▶ _Instruction_
Write the data out again, character for character, with no images.

▶ _Available data_
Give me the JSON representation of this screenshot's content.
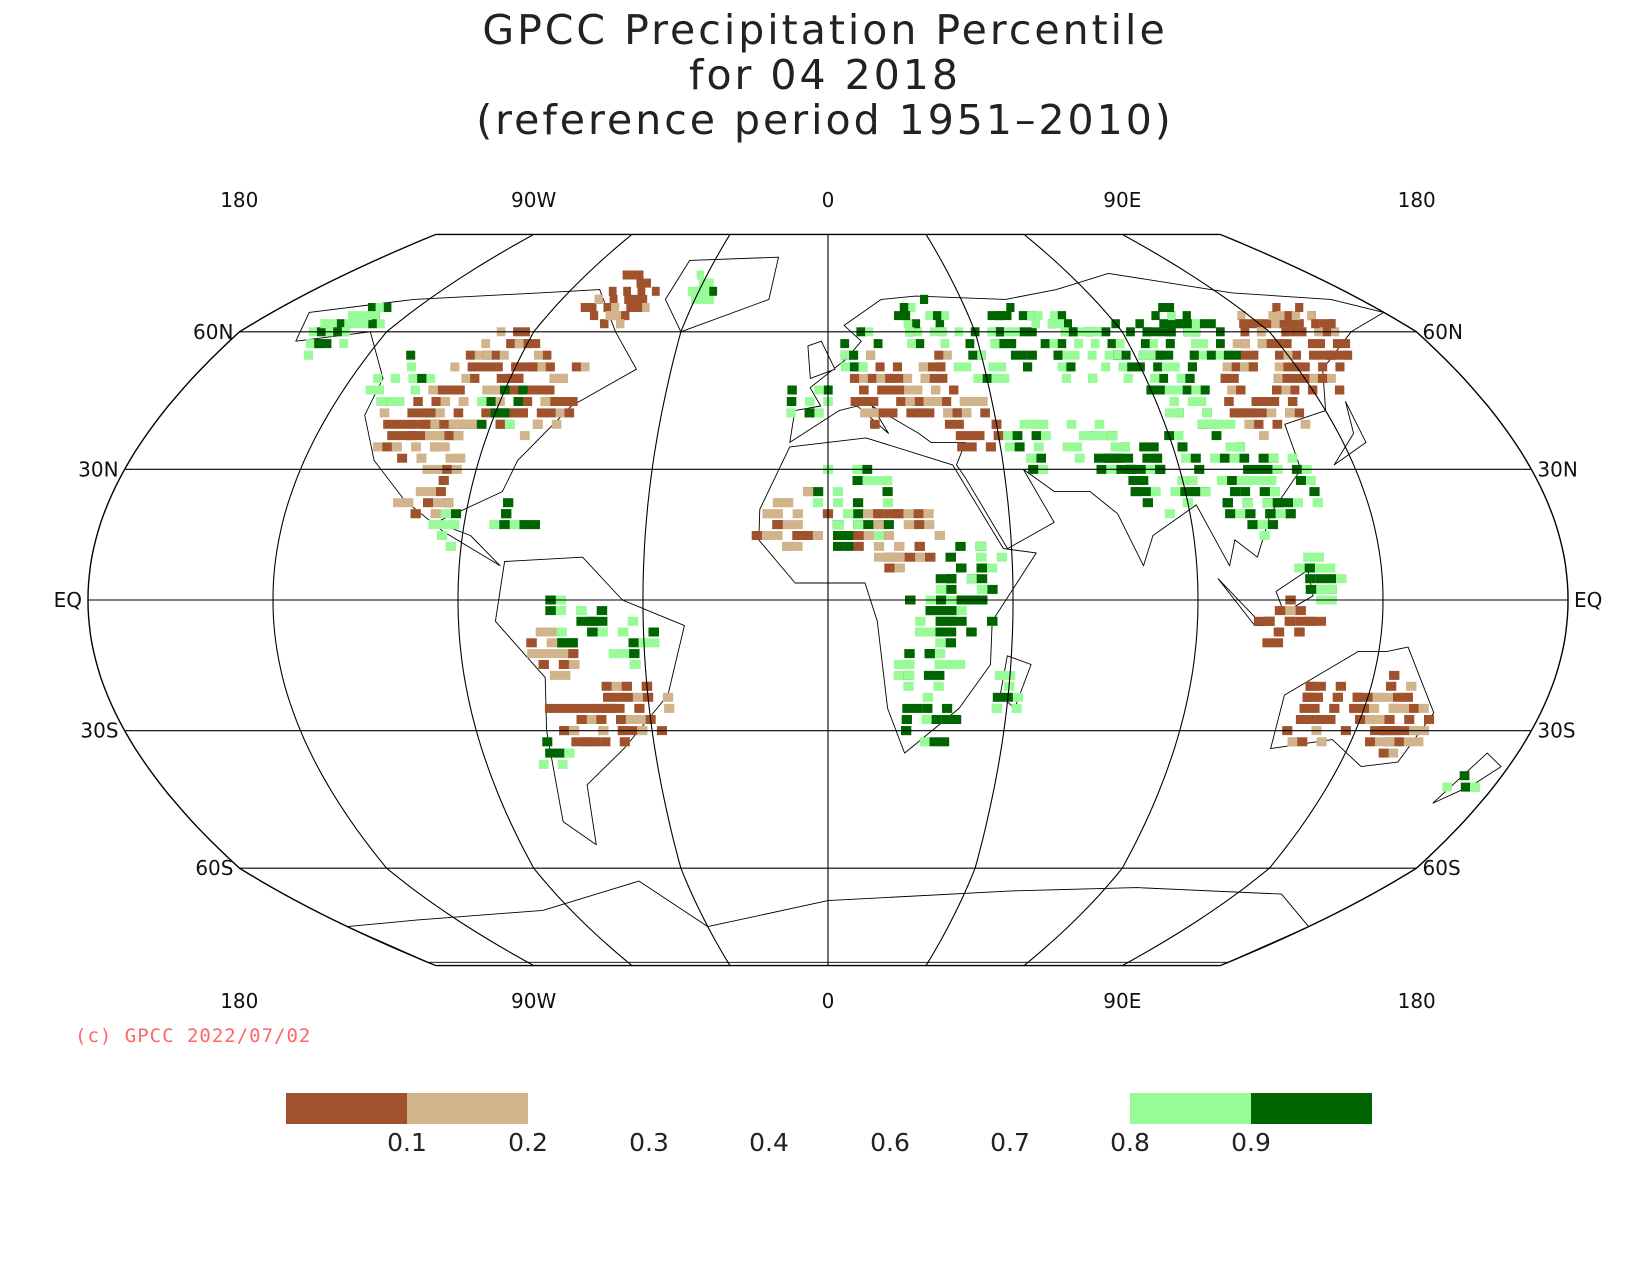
{
  "title": {
    "line1": "GPCC Precipitation Percentile",
    "line2": "for 04 2018",
    "line3": "(reference period 1951–2010)"
  },
  "map": {
    "projection": "Robinson",
    "lon_labels": [
      "180",
      "90W",
      "0",
      "90E",
      "180"
    ],
    "lat_labels_left": [
      "60N",
      "30N",
      "EQ",
      "30S",
      "60S"
    ],
    "lat_labels_right": [
      "60N",
      "30N",
      "EQ",
      "30S",
      "60S"
    ]
  },
  "credit": "(c) GPCC 2022/07/02",
  "colors": {
    "very_dry": "#a0522d",
    "dry": "#d2b48c",
    "wet": "#98fb98",
    "very_wet": "#006400",
    "credit": "#ff6666",
    "coast": "#000000"
  },
  "legend": {
    "tick_labels": [
      "0.1",
      "0.2",
      "0.3",
      "0.4",
      "0.6",
      "0.7",
      "0.8",
      "0.9"
    ],
    "classes": [
      {
        "range": "< 0.1",
        "color": "#a0522d"
      },
      {
        "range": "0.1 - 0.2",
        "color": "#d2b48c"
      },
      {
        "range": "0.8 - 0.9",
        "color": "#98fb98"
      },
      {
        "range": "> 0.9",
        "color": "#006400"
      }
    ]
  }
}
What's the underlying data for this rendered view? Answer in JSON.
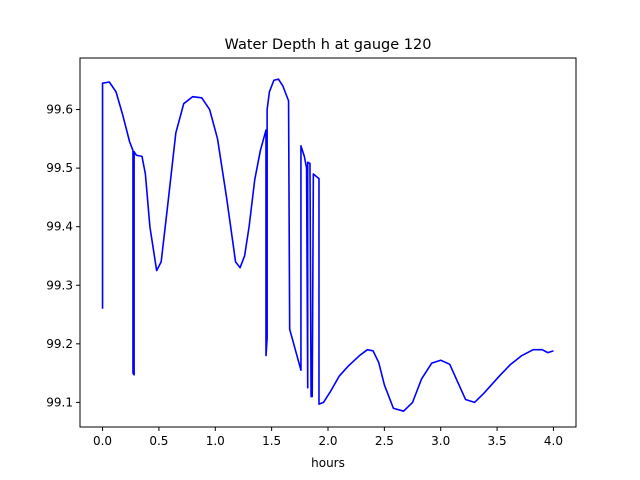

▶ _Reply to the task_
Give me the JSON representation of this screenshot's content.
{
  "title": {
    "line1": "GPCC Precipitation Percentile",
    "line2": "for 04 2018",
    "line3": "(reference period 1951–2010)"
  },
  "map": {
    "projection": "Robinson",
    "lon_labels": [
      "180",
      "90W",
      "0",
      "90E",
      "180"
    ],
    "lat_labels_left": [
      "60N",
      "30N",
      "EQ",
      "30S",
      "60S"
    ],
    "lat_labels_right": [
      "60N",
      "30N",
      "EQ",
      "30S",
      "60S"
    ]
  },
  "credit": "(c) GPCC 2022/07/02",
  "colors": {
    "very_dry": "#a0522d",
    "dry": "#d2b48c",
    "wet": "#98fb98",
    "very_wet": "#006400",
    "credit": "#ff6666",
    "coast": "#000000"
  },
  "legend": {
    "tick_labels": [
      "0.1",
      "0.2",
      "0.3",
      "0.4",
      "0.6",
      "0.7",
      "0.8",
      "0.9"
    ],
    "classes": [
      {
        "range": "< 0.1",
        "color": "#a0522d"
      },
      {
        "range": "0.1 - 0.2",
        "color": "#d2b48c"
      },
      {
        "range": "0.8 - 0.9",
        "color": "#98fb98"
      },
      {
        "range": "> 0.9",
        "color": "#006400"
      }
    ]
  }
}
What's the underlying data for this rendered view? Answer in JSON.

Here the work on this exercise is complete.